__Dataset excerpt__.
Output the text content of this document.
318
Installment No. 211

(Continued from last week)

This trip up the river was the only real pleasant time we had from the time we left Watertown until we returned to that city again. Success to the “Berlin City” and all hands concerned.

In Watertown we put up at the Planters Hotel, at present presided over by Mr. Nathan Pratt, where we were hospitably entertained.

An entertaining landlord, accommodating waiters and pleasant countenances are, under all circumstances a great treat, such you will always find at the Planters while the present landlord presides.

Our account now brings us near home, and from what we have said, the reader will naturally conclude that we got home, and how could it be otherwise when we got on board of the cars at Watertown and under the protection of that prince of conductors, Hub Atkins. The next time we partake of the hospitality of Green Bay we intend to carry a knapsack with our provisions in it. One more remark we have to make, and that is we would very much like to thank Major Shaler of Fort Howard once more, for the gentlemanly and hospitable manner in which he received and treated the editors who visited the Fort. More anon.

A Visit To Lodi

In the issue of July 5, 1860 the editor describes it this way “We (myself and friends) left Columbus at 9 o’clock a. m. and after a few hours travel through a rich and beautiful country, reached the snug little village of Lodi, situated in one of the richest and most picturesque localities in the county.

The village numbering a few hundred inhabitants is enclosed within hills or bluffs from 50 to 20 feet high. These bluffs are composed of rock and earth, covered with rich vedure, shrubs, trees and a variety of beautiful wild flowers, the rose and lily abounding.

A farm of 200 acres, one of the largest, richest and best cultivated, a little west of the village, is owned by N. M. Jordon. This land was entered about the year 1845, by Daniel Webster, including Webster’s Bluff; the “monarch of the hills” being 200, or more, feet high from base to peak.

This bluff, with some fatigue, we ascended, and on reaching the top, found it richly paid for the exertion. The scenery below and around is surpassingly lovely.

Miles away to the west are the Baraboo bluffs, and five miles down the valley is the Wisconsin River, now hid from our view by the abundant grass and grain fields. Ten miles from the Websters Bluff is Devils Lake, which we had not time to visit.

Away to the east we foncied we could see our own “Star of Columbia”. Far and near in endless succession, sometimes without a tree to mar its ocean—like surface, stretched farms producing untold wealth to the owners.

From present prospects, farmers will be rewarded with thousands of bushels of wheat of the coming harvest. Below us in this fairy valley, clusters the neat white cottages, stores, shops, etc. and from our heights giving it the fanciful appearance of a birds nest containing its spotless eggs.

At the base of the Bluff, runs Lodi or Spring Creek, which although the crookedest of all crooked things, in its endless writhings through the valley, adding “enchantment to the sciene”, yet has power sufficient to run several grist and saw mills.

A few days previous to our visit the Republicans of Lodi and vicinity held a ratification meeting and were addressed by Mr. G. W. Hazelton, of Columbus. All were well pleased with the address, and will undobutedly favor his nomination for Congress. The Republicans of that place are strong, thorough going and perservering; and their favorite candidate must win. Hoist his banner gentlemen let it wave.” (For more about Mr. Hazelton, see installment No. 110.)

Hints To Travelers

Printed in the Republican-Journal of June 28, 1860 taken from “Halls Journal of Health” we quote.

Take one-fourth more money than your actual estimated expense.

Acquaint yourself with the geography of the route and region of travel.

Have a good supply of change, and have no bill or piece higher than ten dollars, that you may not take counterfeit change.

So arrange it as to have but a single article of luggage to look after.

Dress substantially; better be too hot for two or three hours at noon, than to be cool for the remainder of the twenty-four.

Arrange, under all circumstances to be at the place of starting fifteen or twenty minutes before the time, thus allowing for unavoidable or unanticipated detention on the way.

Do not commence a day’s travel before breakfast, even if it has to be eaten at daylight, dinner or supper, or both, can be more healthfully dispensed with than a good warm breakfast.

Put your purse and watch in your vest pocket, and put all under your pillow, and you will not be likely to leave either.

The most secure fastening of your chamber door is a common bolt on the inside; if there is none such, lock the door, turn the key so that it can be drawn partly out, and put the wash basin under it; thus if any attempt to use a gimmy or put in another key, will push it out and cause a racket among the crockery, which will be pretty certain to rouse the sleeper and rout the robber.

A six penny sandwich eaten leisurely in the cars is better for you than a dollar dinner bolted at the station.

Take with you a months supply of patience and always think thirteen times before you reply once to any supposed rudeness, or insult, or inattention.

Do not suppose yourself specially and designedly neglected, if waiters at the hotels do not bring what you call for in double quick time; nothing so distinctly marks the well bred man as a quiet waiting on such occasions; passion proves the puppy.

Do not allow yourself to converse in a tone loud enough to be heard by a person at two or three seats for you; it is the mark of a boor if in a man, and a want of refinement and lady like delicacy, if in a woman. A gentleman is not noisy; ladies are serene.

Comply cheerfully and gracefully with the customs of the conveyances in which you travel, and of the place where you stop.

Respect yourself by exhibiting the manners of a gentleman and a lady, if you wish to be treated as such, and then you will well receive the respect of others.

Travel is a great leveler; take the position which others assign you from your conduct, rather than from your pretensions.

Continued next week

__STATED PROBLEM__. Reproduce every line of the material above exactly.

__FULL RESPONSE__.
Output the text content of this document.
318
Installment No. 211

(Continued from last week)

This trip up the river was the only real pleasant time we had from the time we left Watertown until we returned to that city again. Success to the “Berlin City” and all hands concerned.

In Watertown we put up at the Planters Hotel, at present presided over by Mr. Nathan Pratt, where we were hospitably entertained.

An entertaining landlord, accommodating waiters and pleasant countenances are, under all circumstances a great treat, such you will always find at the Planters while the present landlord presides.

Our account now brings us near home, and from what we have said, the reader will naturally conclude that we got home, and how could it be otherwise when we got on board of the cars at Watertown and under the protection of that prince of conductors, Hub Atkins. The next time we partake of the hospitality of Green Bay we intend to carry a knapsack with our provisions in it. One more remark we have to make, and that is we would very much like to thank Major Shaler of Fort Howard once more, for the gentlemanly and hospitable manner in which he received and treated the editors who visited the Fort. More anon.

A Visit To Lodi

In the issue of July 5, 1860 the editor describes it this way “We (myself and friends) left Columbus at 9 o’clock a. m. and after a few hours travel through a rich and beautiful country, reached the snug little village of Lodi, situated in one of the richest and most picturesque localities in the county.

The village numbering a few hundred inhabitants is enclosed within hills or bluffs from 50 to 20 feet high. These bluffs are composed of rock and earth, covered with rich vedure, shrubs, trees and a variety of beautiful wild flowers, the rose and lily abounding.

A farm of 200 acres, one of the largest, richest and best cultivated, a little west of the village, is owned by N. M. Jordon. This land was entered about the year 1845, by Daniel Webster, including Webster’s Bluff; the “monarch of the hills” being 200, or more, feet high from base to peak.

This bluff, with some fatigue, we ascended, and on reaching the top, found it richly paid for the exertion. The scenery below and around is surpassingly lovely.

Miles away to the west are the Baraboo bluffs, and five miles down the valley is the Wisconsin River, now hid from our view by the abundant grass and grain fields. Ten miles from the Websters Bluff is Devils Lake, which we had not time to visit.

Away to the east we foncied we could see our own “Star of Columbia”. Far and near in endless succession, sometimes without a tree to mar its ocean—like surface, stretched farms producing untold wealth to the owners.

From present prospects, farmers will be rewarded with thousands of bushels of wheat of the coming harvest. Below us in this fairy valley, clusters the neat white cottages, stores, shops, etc. and from our heights giving it the fanciful appearance of a birds nest containing its spotless eggs.

At the base of the Bluff, runs Lodi or Spring Creek, which although the crookedest of all crooked things, in its endless writhings through the valley, adding “enchantment to the sciene”, yet has power sufficient to run several grist and saw mills.

A few days previous to our visit the Republicans of Lodi and vicinity held a ratification meeting and were addressed by Mr. G. W. Hazelton, of Columbus. All were well pleased with the address, and will undobutedly favor his nomination for Congress. The Republicans of that place are strong, thorough going and perservering; and their favorite candidate must win. Hoist his banner gentlemen let it wave.” (For more about Mr. Hazelton, see installment No. 110.)

Hints To Travelers

Printed in the Republican-Journal of June 28, 1860 taken from “Halls Journal of Health” we quote.

Take one-fourth more money than your actual estimated expense.

Acquaint yourself with the geography of the route and region of travel.

Have a good supply of change, and have no bill or piece higher than ten dollars, that you may not take counterfeit change.

So arrange it as to have but a single article of luggage to look after.

Dress substantially; better be too hot for two or three hours at noon, than to be cool for the remainder of the twenty-four.

Arrange, under all circumstances to be at the place of starting fifteen or twenty minutes before the time, thus allowing for unavoidable or unanticipated detention on the way.

Do not commence a day’s travel before breakfast, even if it has to be eaten at daylight, dinner or supper, or both, can be more healthfully dispensed with than a good warm breakfast.

Put your purse and watch in your vest pocket, and put all under your pillow, and you will not be likely to leave either.

The most secure fastening of your chamber door is a common bolt on the inside; if there is none such, lock the door, turn the key so that it can be drawn partly out, and put the wash basin under it; thus if any attempt to use a gimmy or put in another key, will push it out and cause a racket among the crockery, which will be pretty certain to rouse the sleeper and rout the robber.

A six penny sandwich eaten leisurely in the cars is better for you than a dollar dinner bolted at the station.

Take with you a months supply of patience and always think thirteen times before you reply once to any supposed rudeness, or insult, or inattention.

Do not suppose yourself specially and designedly neglected, if waiters at the hotels do not bring what you call for in double quick time; nothing so distinctly marks the well bred man as a quiet waiting on such occasions; passion proves the puppy.

Do not allow yourself to converse in a tone loud enough to be heard by a person at two or three seats for you; it is the mark of a boor if in a man, and a want of refinement and lady like delicacy, if in a woman. A gentleman is not noisy; ladies are serene.

Comply cheerfully and gracefully with the customs of the conveyances in which you travel, and of the place where you stop.

Respect yourself by exhibiting the manners of a gentleman and a lady, if you wish to be treated as such, and then you will well receive the respect of others.

Travel is a great leveler; take the position which others assign you from your conduct, rather than from your pretensions.

Continued next week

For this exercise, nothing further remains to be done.